* **Problem statement**:
Give every entry again, word for word.

## Begin Records provided

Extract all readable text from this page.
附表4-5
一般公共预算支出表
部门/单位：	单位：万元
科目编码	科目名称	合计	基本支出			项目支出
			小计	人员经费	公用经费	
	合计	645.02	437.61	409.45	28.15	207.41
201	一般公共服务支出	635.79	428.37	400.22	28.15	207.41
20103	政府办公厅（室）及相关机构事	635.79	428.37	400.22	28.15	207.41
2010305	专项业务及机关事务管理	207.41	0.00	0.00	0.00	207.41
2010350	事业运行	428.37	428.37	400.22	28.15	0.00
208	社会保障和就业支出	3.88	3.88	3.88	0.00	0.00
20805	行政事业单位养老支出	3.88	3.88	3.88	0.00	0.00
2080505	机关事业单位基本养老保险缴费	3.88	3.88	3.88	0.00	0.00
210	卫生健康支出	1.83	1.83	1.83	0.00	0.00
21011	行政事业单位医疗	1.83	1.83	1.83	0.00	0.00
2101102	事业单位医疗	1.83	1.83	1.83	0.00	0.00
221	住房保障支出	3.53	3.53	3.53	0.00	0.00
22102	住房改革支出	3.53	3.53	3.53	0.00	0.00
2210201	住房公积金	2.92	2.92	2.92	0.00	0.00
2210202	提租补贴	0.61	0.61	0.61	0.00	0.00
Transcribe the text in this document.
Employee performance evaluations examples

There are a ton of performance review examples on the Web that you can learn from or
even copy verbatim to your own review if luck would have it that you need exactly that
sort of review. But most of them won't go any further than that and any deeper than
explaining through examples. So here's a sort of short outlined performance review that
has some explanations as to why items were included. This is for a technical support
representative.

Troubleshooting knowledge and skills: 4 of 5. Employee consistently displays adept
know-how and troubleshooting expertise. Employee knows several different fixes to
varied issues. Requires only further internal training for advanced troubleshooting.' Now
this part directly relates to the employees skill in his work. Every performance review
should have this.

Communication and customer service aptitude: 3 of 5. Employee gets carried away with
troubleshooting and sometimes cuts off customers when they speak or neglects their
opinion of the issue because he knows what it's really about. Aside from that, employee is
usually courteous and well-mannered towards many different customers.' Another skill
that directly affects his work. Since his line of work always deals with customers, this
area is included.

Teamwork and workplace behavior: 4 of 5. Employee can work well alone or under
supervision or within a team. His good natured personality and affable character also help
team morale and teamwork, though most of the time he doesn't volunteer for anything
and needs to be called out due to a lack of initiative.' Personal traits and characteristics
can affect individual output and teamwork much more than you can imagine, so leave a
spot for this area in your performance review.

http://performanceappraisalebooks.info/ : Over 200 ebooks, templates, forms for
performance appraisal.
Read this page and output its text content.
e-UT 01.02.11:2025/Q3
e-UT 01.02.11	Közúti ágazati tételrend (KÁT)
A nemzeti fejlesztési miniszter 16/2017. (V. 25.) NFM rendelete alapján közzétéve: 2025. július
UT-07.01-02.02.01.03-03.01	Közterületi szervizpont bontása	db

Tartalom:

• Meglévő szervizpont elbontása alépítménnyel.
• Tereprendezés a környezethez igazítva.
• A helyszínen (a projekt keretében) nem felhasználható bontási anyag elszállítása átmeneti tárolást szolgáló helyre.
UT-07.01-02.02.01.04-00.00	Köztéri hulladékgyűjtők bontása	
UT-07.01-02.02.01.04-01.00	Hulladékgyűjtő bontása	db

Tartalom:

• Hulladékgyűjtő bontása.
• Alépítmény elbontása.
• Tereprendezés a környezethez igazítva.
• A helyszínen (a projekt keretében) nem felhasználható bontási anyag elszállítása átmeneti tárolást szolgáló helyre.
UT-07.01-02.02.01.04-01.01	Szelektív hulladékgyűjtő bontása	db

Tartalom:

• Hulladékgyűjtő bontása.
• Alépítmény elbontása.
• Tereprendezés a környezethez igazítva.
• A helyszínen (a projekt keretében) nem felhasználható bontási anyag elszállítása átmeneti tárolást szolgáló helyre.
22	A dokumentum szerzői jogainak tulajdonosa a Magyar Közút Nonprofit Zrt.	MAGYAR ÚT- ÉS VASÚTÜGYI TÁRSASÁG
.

## End Records provided

* **Result of this task**:
Extract all readable text from this page.
附表4-5
一般公共预算支出表
部门/单位：	单位：万元
科目编码	科目名称	合计	基本支出			项目支出
			小计	人员经费	公用经费	
	合计	645.02	437.61	409.45	28.15	207.41
201	一般公共服务支出	635.79	428.37	400.22	28.15	207.41
20103	政府办公厅（室）及相关机构事	635.79	428.37	400.22	28.15	207.41
2010305	专项业务及机关事务管理	207.41	0.00	0.00	0.00	207.41
2010350	事业运行	428.37	428.37	400.22	28.15	0.00
208	社会保障和就业支出	3.88	3.88	3.88	0.00	0.00
20805	行政事业单位养老支出	3.88	3.88	3.88	0.00	0.00
2080505	机关事业单位基本养老保险缴费	3.88	3.88	3.88	0.00	0.00
210	卫生健康支出	1.83	1.83	1.83	0.00	0.00
21011	行政事业单位医疗	1.83	1.83	1.83	0.00	0.00
2101102	事业单位医疗	1.83	1.83	1.83	0.00	0.00
221	住房保障支出	3.53	3.53	3.53	0.00	0.00
22102	住房改革支出	3.53	3.53	3.53	0.00	0.00
2210201	住房公积金	2.92	2.92	2.92	0.00	0.00
2210202	提租补贴	0.61	0.61	0.61	0.00	0.00
Transcribe the text in this document.
Employee performance evaluations examples

There are a ton of performance review examples on the Web that you can learn from or
even copy verbatim to your own review if luck would have it that you need exactly that
sort of review. But most of them won't go any further than that and any deeper than
explaining through examples. So here's a sort of short outlined performance review that
has some explanations as to why items were included. This is for a technical support
representative.

Troubleshooting knowledge and skills: 4 of 5. Employee consistently displays adept
know-how and troubleshooting expertise. Employee knows several different fixes to
varied issues. Requires only further internal training for advanced troubleshooting.' Now
this part directly relates to the employees skill in his work. Every performance review
should have this.

Communication and customer service aptitude: 3 of 5. Employee gets carried away with
troubleshooting and sometimes cuts off customers when they speak or neglects their
opinion of the issue because he knows what it's really about. Aside from that, employee is
usually courteous and well-mannered towards many different customers.' Another skill
that directly affects his work. Since his line of work always deals with customers, this
area is included.

Teamwork and workplace behavior: 4 of 5. Employee can work well alone or under
supervision or within a team. His good natured personality and affable character also help
team morale and teamwork, though most of the time he doesn't volunteer for anything
and needs to be called out due to a lack of initiative.' Personal traits and characteristics
can affect individual output and teamwork much more than you can imagine, so leave a
spot for this area in your performance review.

http://performanceappraisalebooks.info/ : Over 200 ebooks, templates, forms for
performance appraisal.
Read this page and output its text content.
e-UT 01.02.11:2025/Q3
e-UT 01.02.11	Közúti ágazati tételrend (KÁT)
A nemzeti fejlesztési miniszter 16/2017. (V. 25.) NFM rendelete alapján közzétéve: 2025. július
UT-07.01-02.02.01.03-03.01	Közterületi szervizpont bontása	db

Tartalom:

• Meglévő szervizpont elbontása alépítménnyel.
• Tereprendezés a környezethez igazítva.
• A helyszínen (a projekt keretében) nem felhasználható bontási anyag elszállítása átmeneti tárolást szolgáló helyre.
UT-07.01-02.02.01.04-00.00	Köztéri hulladékgyűjtők bontása	
UT-07.01-02.02.01.04-01.00	Hulladékgyűjtő bontása	db

Tartalom:

• Hulladékgyűjtő bontása.
• Alépítmény elbontása.
• Tereprendezés a környezethez igazítva.
• A helyszínen (a projekt keretében) nem felhasználható bontási anyag elszállítása átmeneti tárolást szolgáló helyre.
UT-07.01-02.02.01.04-01.01	Szelektív hulladékgyűjtő bontása	db

Tartalom:

• Hulladékgyűjtő bontása.
• Alépítmény elbontása.
• Tereprendezés a környezethez igazítva.
• A helyszínen (a projekt keretében) nem felhasználható bontási anyag elszállítása átmeneti tárolást szolgáló helyre.
22	A dokumentum szerzői jogainak tulajdonosa a Magyar Közút Nonprofit Zrt.	MAGYAR ÚT- ÉS VASÚTÜGYI TÁRSASÁG
.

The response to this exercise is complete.